**WHAT THIS TASK INVOLVES:** Write out all the material exactly. Leave nothing out.

**INPUT DATA:**
*****
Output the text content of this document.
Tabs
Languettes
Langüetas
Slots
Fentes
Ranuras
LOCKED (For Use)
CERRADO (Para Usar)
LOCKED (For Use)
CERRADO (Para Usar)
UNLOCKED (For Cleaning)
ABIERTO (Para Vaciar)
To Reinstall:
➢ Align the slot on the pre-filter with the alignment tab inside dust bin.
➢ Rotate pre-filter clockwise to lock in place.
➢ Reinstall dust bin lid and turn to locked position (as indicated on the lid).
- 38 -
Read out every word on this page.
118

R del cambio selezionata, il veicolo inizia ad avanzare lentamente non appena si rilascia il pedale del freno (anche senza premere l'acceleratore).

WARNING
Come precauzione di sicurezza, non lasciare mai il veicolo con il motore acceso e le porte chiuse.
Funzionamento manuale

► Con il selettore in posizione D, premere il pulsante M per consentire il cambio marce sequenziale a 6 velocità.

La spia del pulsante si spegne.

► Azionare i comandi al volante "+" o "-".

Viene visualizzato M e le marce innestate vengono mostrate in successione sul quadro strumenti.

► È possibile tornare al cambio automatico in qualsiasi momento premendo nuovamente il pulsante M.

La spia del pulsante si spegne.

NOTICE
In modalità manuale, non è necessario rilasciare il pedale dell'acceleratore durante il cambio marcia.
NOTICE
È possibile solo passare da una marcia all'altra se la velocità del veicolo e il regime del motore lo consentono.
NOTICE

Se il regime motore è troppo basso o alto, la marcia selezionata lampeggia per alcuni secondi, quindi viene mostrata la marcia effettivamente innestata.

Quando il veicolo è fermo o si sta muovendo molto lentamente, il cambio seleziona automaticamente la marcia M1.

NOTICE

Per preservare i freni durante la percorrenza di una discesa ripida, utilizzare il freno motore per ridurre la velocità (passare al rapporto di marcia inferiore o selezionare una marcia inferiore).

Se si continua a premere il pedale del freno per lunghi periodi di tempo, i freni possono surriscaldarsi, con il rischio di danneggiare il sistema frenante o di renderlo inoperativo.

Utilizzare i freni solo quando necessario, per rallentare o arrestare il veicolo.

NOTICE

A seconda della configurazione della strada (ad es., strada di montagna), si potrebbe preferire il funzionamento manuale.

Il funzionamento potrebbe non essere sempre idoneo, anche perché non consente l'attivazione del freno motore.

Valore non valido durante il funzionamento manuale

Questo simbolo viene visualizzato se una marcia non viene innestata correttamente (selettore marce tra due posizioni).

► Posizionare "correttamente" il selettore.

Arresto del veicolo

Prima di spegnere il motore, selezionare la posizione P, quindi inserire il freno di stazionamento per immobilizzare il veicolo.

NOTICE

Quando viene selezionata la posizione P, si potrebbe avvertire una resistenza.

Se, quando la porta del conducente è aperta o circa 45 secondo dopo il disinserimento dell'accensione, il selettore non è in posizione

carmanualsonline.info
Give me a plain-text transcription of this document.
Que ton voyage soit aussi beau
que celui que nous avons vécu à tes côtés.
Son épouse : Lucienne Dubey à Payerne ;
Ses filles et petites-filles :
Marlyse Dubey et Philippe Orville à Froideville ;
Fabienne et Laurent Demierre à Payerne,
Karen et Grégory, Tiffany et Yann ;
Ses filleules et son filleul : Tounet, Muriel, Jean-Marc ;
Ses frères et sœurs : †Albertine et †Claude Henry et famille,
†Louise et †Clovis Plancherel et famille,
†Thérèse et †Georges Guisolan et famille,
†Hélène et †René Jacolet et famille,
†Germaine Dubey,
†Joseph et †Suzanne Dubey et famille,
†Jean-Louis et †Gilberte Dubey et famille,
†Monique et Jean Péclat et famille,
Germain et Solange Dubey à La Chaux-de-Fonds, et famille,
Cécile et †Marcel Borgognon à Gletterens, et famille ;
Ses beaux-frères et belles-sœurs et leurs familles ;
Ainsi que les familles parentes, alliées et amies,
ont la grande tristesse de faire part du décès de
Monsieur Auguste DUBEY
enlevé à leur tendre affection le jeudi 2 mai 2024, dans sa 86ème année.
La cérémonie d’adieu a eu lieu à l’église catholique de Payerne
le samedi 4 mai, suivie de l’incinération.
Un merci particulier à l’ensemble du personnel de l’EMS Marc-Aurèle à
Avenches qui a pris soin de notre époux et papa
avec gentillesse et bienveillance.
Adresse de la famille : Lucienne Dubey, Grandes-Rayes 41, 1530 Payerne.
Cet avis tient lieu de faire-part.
*****
**EXERCISE OUTPUT:**
Output the text content of this document.
Tabs
Languettes
Langüetas
Slots
Fentes
Ranuras
LOCKED (For Use)
CERRADO (Para Usar)
LOCKED (For Use)
CERRADO (Para Usar)
UNLOCKED (For Cleaning)
ABIERTO (Para Vaciar)
To Reinstall:
➢ Align the slot on the pre-filter with the alignment tab inside dust bin.
➢ Rotate pre-filter clockwise to lock in place.
➢ Reinstall dust bin lid and turn to locked position (as indicated on the lid).
- 38 -
Read out every word on this page.
118

R del cambio selezionata, il veicolo inizia ad avanzare lentamente non appena si rilascia il pedale del freno (anche senza premere l'acceleratore).

WARNING
Come precauzione di sicurezza, non lasciare mai il veicolo con il motore acceso e le porte chiuse.
Funzionamento manuale

► Con il selettore in posizione D, premere il pulsante M per consentire il cambio marce sequenziale a 6 velocità.

La spia del pulsante si spegne.

► Azionare i comandi al volante "+" o "-".

Viene visualizzato M e le marce innestate vengono mostrate in successione sul quadro strumenti.

► È possibile tornare al cambio automatico in qualsiasi momento premendo nuovamente il pulsante M.

La spia del pulsante si spegne.

NOTICE
In modalità manuale, non è necessario rilasciare il pedale dell'acceleratore durante il cambio marcia.
NOTICE
È possibile solo passare da una marcia all'altra se la velocità del veicolo e il regime del motore lo consentono.
NOTICE

Se il regime motore è troppo basso o alto, la marcia selezionata lampeggia per alcuni secondi, quindi viene mostrata la marcia effettivamente innestata.

Quando il veicolo è fermo o si sta muovendo molto lentamente, il cambio seleziona automaticamente la marcia M1.

NOTICE

Per preservare i freni durante la percorrenza di una discesa ripida, utilizzare il freno motore per ridurre la velocità (passare al rapporto di marcia inferiore o selezionare una marcia inferiore).

Se si continua a premere il pedale del freno per lunghi periodi di tempo, i freni possono surriscaldarsi, con il rischio di danneggiare il sistema frenante o di renderlo inoperativo.

Utilizzare i freni solo quando necessario, per rallentare o arrestare il veicolo.

NOTICE

A seconda della configurazione della strada (ad es., strada di montagna), si potrebbe preferire il funzionamento manuale.

Il funzionamento potrebbe non essere sempre idoneo, anche perché non consente l'attivazione del freno motore.

Valore non valido durante il funzionamento manuale

Questo simbolo viene visualizzato se una marcia non viene innestata correttamente (selettore marce tra due posizioni).

► Posizionare "correttamente" il selettore.

Arresto del veicolo

Prima di spegnere il motore, selezionare la posizione P, quindi inserire il freno di stazionamento per immobilizzare il veicolo.

NOTICE

Quando viene selezionata la posizione P, si potrebbe avvertire una resistenza.

Se, quando la porta del conducente è aperta o circa 45 secondo dopo il disinserimento dell'accensione, il selettore non è in posizione

carmanualsonline.info
Give me a plain-text transcription of this document.
Que ton voyage soit aussi beau
que celui que nous avons vécu à tes côtés.
Son épouse : Lucienne Dubey à Payerne ;
Ses filles et petites-filles :
Marlyse Dubey et Philippe Orville à Froideville ;
Fabienne et Laurent Demierre à Payerne,
Karen et Grégory, Tiffany et Yann ;
Ses filleules et son filleul : Tounet, Muriel, Jean-Marc ;
Ses frères et sœurs : †Albertine et †Claude Henry et famille,
†Louise et †Clovis Plancherel et famille,
†Thérèse et †Georges Guisolan et famille,
†Hélène et †René Jacolet et famille,
†Germaine Dubey,
†Joseph et †Suzanne Dubey et famille,
†Jean-Louis et †Gilberte Dubey et famille,
†Monique et Jean Péclat et famille,
Germain et Solange Dubey à La Chaux-de-Fonds, et famille,
Cécile et †Marcel Borgognon à Gletterens, et famille ;
Ses beaux-frères et belles-sœurs et leurs familles ;
Ainsi que les familles parentes, alliées et amies,
ont la grande tristesse de faire part du décès de
Monsieur Auguste DUBEY
enlevé à leur tendre affection le jeudi 2 mai 2024, dans sa 86ème année.
La cérémonie d’adieu a eu lieu à l’église catholique de Payerne
le samedi 4 mai, suivie de l’incinération.
Un merci particulier à l’ensemble du personnel de l’EMS Marc-Aurèle à
Avenches qui a pris soin de notre époux et papa
avec gentillesse et bienveillance.
Adresse de la famille : Lucienne Dubey, Grandes-Rayes 41, 1530 Payerne.
Cet avis tient lieu de faire-part.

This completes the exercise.